* What is required: Count how many lines in this material contain "screenshot". The answer is that number alone.

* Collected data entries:
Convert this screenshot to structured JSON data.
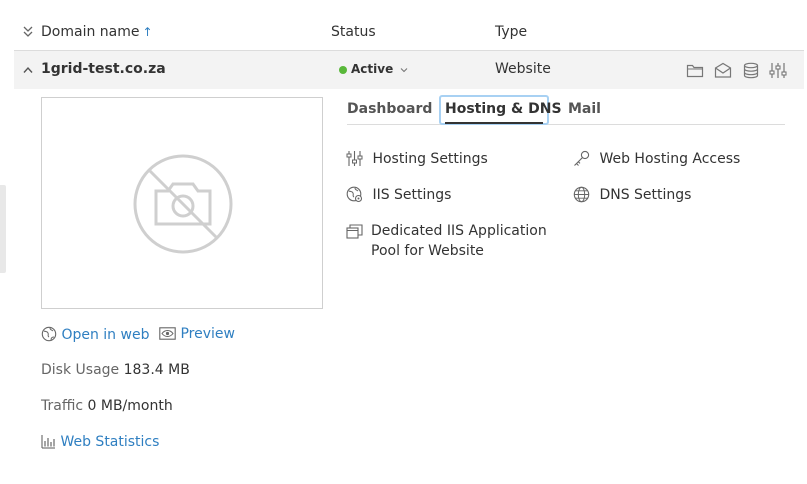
{
  "table": {
    "headers": {
      "domain_name": "Domain name",
      "sort_indicator": "↑",
      "status": "Status",
      "type": "Type"
    }
  },
  "domain": {
    "name": "1grid-test.co.za",
    "status": "Active",
    "type": "Website",
    "status_color": "#59b83a"
  },
  "preview_links": {
    "open_in_web": "Open in web",
    "preview": "Preview"
  },
  "stats": {
    "disk_usage_label": "Disk Usage",
    "disk_usage_value": "183.4 MB",
    "traffic_label": "Traffic",
    "traffic_value": "0 MB/month",
    "web_statistics": "Web Statistics"
  },
  "tabs": [
    {
      "label": "Dashboard",
      "active": false
    },
    {
      "label": "Hosting & DNS",
      "active": true
    },
    {
      "label": "Mail",
      "active": false
    }
  ],
  "hosting_menu": {
    "hosting_settings": "Hosting Settings",
    "web_hosting_access": "Web Hosting Access",
    "iis_settings": "IIS Settings",
    "dns_settings": "DNS Settings",
    "dedicated_pool_line1": "Dedicated IIS Application",
    "dedicated_pool_line2": "Pool for Website"
  },
  "colors": {
    "link": "#2f7fc1",
    "focus_ring": "#a8d1f3"
  },
  "icons": [
    "collapse-all-icon",
    "chevron-up-icon",
    "chevron-down-icon",
    "folder-icon",
    "mail-icon",
    "database-icon",
    "sliders-icon",
    "no-screenshot-icon",
    "globe-icon",
    "eye-icon",
    "bar-chart-icon",
    "key-icon",
    "windows-pool-icon"
  ]
}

* Solution to the exercise: 2